Provided information
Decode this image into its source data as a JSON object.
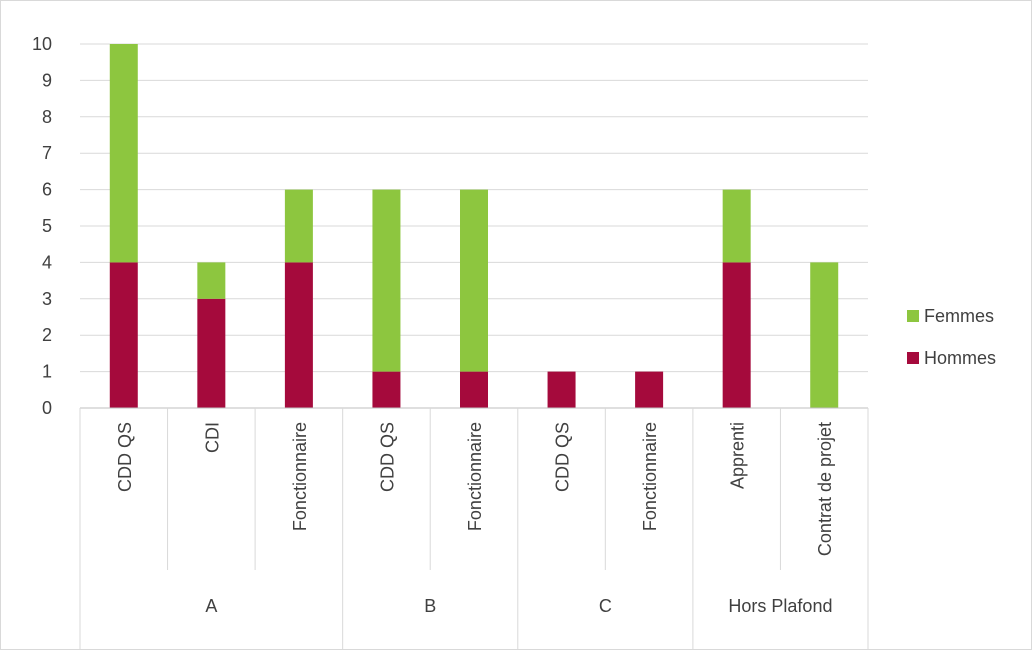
{
  "chart_data": {
    "type": "bar",
    "stacked": true,
    "groups": [
      {
        "label": "A",
        "categories": [
          "CDD QS",
          "CDI",
          "Fonctionnaire"
        ]
      },
      {
        "label": "B",
        "categories": [
          "CDD QS",
          "Fonctionnaire"
        ]
      },
      {
        "label": "C",
        "categories": [
          "CDD QS",
          "Fonctionnaire"
        ]
      },
      {
        "label": "Hors Plafond",
        "categories": [
          "Apprenti",
          "Contrat de projet"
        ]
      }
    ],
    "series": [
      {
        "name": "Hommes",
        "color": "#a50a3c",
        "values": [
          4,
          3,
          4,
          1,
          1,
          1,
          1,
          4,
          0
        ]
      },
      {
        "name": "Femmes",
        "color": "#8dc63f",
        "values": [
          6,
          1,
          2,
          5,
          5,
          0,
          0,
          2,
          4
        ]
      }
    ],
    "ylim": [
      0,
      10
    ],
    "yticks": [
      "0",
      "1",
      "2",
      "3",
      "4",
      "5",
      "6",
      "7",
      "8",
      "9",
      "10"
    ],
    "grid": true,
    "legend_position": "right",
    "title": "",
    "xlabel": "",
    "ylabel": ""
  }
}
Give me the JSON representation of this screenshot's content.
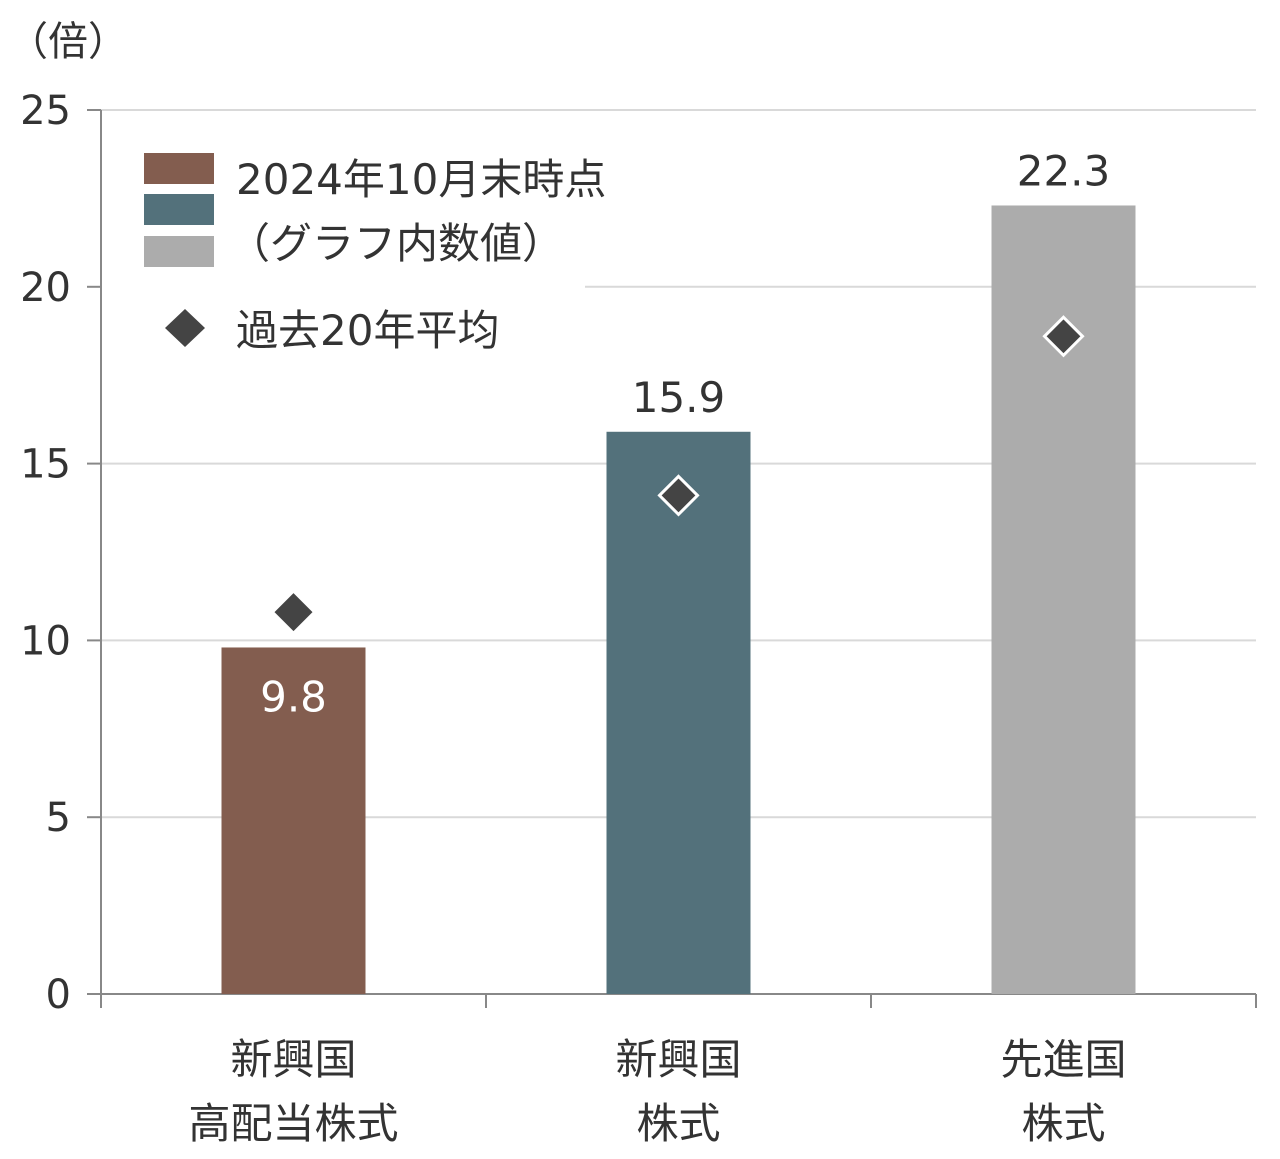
{
  "chart_data": {
    "type": "bar",
    "unit_label": "（倍）",
    "categories": [
      [
        "新興国",
        "高配当株式"
      ],
      [
        "新興国",
        "株式"
      ],
      [
        "先進国",
        "株式"
      ]
    ],
    "series": [
      {
        "name": "2024年10月末時点（グラフ内数値）",
        "values": [
          9.8,
          15.9,
          22.3
        ],
        "value_labels": [
          "9.8",
          "15.9",
          "22.3"
        ],
        "colors": [
          "#835d4f",
          "#53717b",
          "#acacac"
        ]
      },
      {
        "name": "過去20年平均",
        "type": "marker",
        "marker": "diamond",
        "values": [
          10.8,
          14.1,
          18.6
        ],
        "color": "#444444"
      }
    ],
    "ylim": [
      0,
      25
    ],
    "yticks": [
      0,
      5,
      10,
      15,
      20,
      25
    ],
    "ytick_labels": [
      "0",
      "5",
      "10",
      "15",
      "20",
      "25"
    ],
    "grid": true,
    "legend": {
      "position": "top-left",
      "bar_colors": [
        "#835d4f",
        "#53717b",
        "#acacac"
      ],
      "line1": "2024年10月末時点",
      "line2": "（グラフ内数値）",
      "marker_label": "過去20年平均"
    }
  }
}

What you are asked to do
Without the pictures, extract every entry verbatim.

Task output
Decode this image into its source data as a JSON object.
{
  "chart_data": {
    "type": "bar",
    "stacked": true,
    "groups": [
      {
        "label": "A",
        "categories": [
          "CDD QS",
          "CDI",
          "Fonctionnaire"
        ]
      },
      {
        "label": "B",
        "categories": [
          "CDD QS",
          "Fonctionnaire"
        ]
      },
      {
        "label": "C",
        "categories": [
          "CDD QS",
          "Fonctionnaire"
        ]
      },
      {
        "label": "Hors Plafond",
        "categories": [
          "Apprenti",
          "Contrat de projet"
        ]
      }
    ],
    "series": [
      {
        "name": "Hommes",
        "color": "#a50a3c",
        "values": [
          4,
          3,
          4,
          1,
          1,
          1,
          1,
          4,
          0
        ]
      },
      {
        "name": "Femmes",
        "color": "#8dc63f",
        "values": [
          6,
          1,
          2,
          5,
          5,
          0,
          0,
          2,
          4
        ]
      }
    ],
    "ylim": [
      0,
      10
    ],
    "yticks": [
      "0",
      "1",
      "2",
      "3",
      "4",
      "5",
      "6",
      "7",
      "8",
      "9",
      "10"
    ],
    "grid": true,
    "legend_position": "right",
    "title": "",
    "xlabel": "",
    "ylabel": ""
  }
}
Give me the JSON representation of this screenshot's content.
{
  "chart_data": {
    "type": "bar",
    "unit_label": "（倍）",
    "categories": [
      [
        "新興国",
        "高配当株式"
      ],
      [
        "新興国",
        "株式"
      ],
      [
        "先進国",
        "株式"
      ]
    ],
    "series": [
      {
        "name": "2024年10月末時点（グラフ内数値）",
        "values": [
          9.8,
          15.9,
          22.3
        ],
        "value_labels": [
          "9.8",
          "15.9",
          "22.3"
        ],
        "colors": [
          "#835d4f",
          "#53717b",
          "#acacac"
        ]
      },
      {
        "name": "過去20年平均",
        "type": "marker",
        "marker": "diamond",
        "values": [
          10.8,
          14.1,
          18.6
        ],
        "color": "#444444"
      }
    ],
    "ylim": [
      0,
      25
    ],
    "yticks": [
      0,
      5,
      10,
      15,
      20,
      25
    ],
    "ytick_labels": [
      "0",
      "5",
      "10",
      "15",
      "20",
      "25"
    ],
    "grid": true,
    "legend": {
      "position": "top-left",
      "bar_colors": [
        "#835d4f",
        "#53717b",
        "#acacac"
      ],
      "line1": "2024年10月末時点",
      "line2": "（グラフ内数値）",
      "marker_label": "過去20年平均"
    }
  }
}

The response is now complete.